• _THE DATA_
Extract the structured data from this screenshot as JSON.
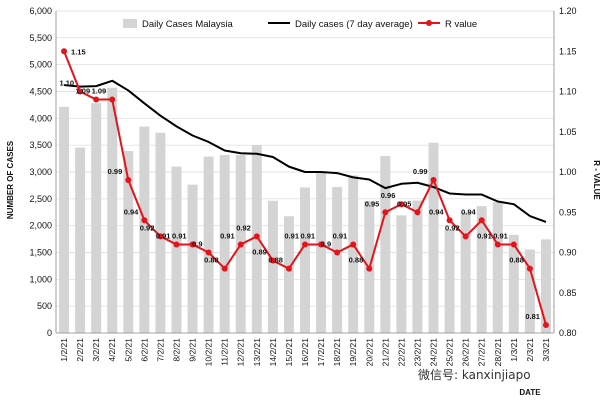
{
  "chart_data": {
    "type": "bar+line",
    "title": "",
    "xlabel": "DATE",
    "ylabel": "NUMBER OF CASES",
    "y2label": "R - VALUE",
    "ylim": [
      0,
      6000
    ],
    "y2lim": [
      0.8,
      1.2
    ],
    "yticks": [
      "0",
      "500",
      "1,000",
      "1,500",
      "2,000",
      "2,500",
      "3,000",
      "3,500",
      "4,000",
      "4,500",
      "5,000",
      "5,500",
      "6,000"
    ],
    "y2ticks": [
      "0.80",
      "0.85",
      "0.90",
      "0.95",
      "1.00",
      "1.05",
      "1.10",
      "1.15",
      "1.20"
    ],
    "categories": [
      "1/2/21",
      "2/2/21",
      "3/2/21",
      "4/2/21",
      "5/2/21",
      "6/2/21",
      "7/2/21",
      "8/2/21",
      "9/2/21",
      "10/2/21",
      "11/2/21",
      "12/2/21",
      "13/2/21",
      "14/2/21",
      "15/2/21",
      "16/2/21",
      "17/2/21",
      "18/2/21",
      "19/2/21",
      "20/2/21",
      "21/2/21",
      "22/2/21",
      "23/2/21",
      "24/2/21",
      "25/2/21",
      "26/2/21",
      "27/2/21",
      "28/2/21",
      "1/3/21",
      "2/3/21",
      "3/3/21"
    ],
    "legend": [
      "Daily Cases Malaysia",
      "Daily cases (7 day average)",
      "R value"
    ],
    "series": [
      {
        "name": "Daily Cases Malaysia",
        "type": "bar",
        "axis": "left",
        "color": "#d4d4d4",
        "values": [
          4214,
          3455,
          4284,
          4571,
          3391,
          3847,
          3731,
          3100,
          2764,
          3288,
          3318,
          3318,
          3499,
          2464,
          2176,
          2712,
          3005,
          2720,
          2936,
          2461,
          3297,
          2192,
          2468,
          3545,
          1924,
          2253,
          2364,
          2437,
          1828,
          1555,
          1745
        ]
      },
      {
        "name": "Daily cases (7 day average)",
        "type": "line",
        "axis": "left",
        "color": "#000000",
        "values": [
          4620,
          4590,
          4600,
          4700,
          4520,
          4280,
          4050,
          3850,
          3680,
          3560,
          3400,
          3350,
          3340,
          3280,
          3100,
          3000,
          3000,
          2980,
          2900,
          2860,
          2700,
          2780,
          2800,
          2720,
          2600,
          2580,
          2580,
          2450,
          2400,
          2180,
          2070
        ]
      },
      {
        "name": "R value",
        "type": "line",
        "axis": "right",
        "color": "#e3141b",
        "values": [
          1.15,
          1.1,
          1.09,
          1.09,
          0.99,
          0.94,
          0.92,
          0.91,
          0.91,
          0.9,
          0.88,
          0.91,
          0.92,
          0.89,
          0.88,
          0.91,
          0.91,
          0.9,
          0.91,
          0.88,
          0.95,
          0.96,
          0.95,
          0.99,
          0.94,
          0.92,
          0.94,
          0.91,
          0.91,
          0.88,
          0.81
        ],
        "labels": [
          "1.15",
          "1.10",
          "1.09",
          "1.09",
          "0.99",
          "0.94",
          "0.92",
          "0.91",
          "0.91",
          "0.9",
          "0.88",
          "0.91",
          "0.92",
          "0.89",
          "0.88",
          "0.91",
          "0.91",
          "0.9",
          "0.91",
          "0.88",
          "0.95",
          "0.96",
          "0.95",
          "0.99",
          "0.94",
          "0.92",
          "0.94",
          "0.91",
          "0.91",
          "0.88",
          "0.81"
        ]
      }
    ],
    "watermark": "微信号: kanxinjiapo"
  },
  "colors": {
    "bar": "#d4d4d4",
    "avg": "#000000",
    "r": "#e3141b",
    "grid": "#d9d9d9"
  }
}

• _TASK PROMPT_
Copy every line of the entries above in which "type" occurs.

• _RESULT BELOW_
    "type": "bar+line",
        "type": "bar",
        "type": "line",
        "type": "line",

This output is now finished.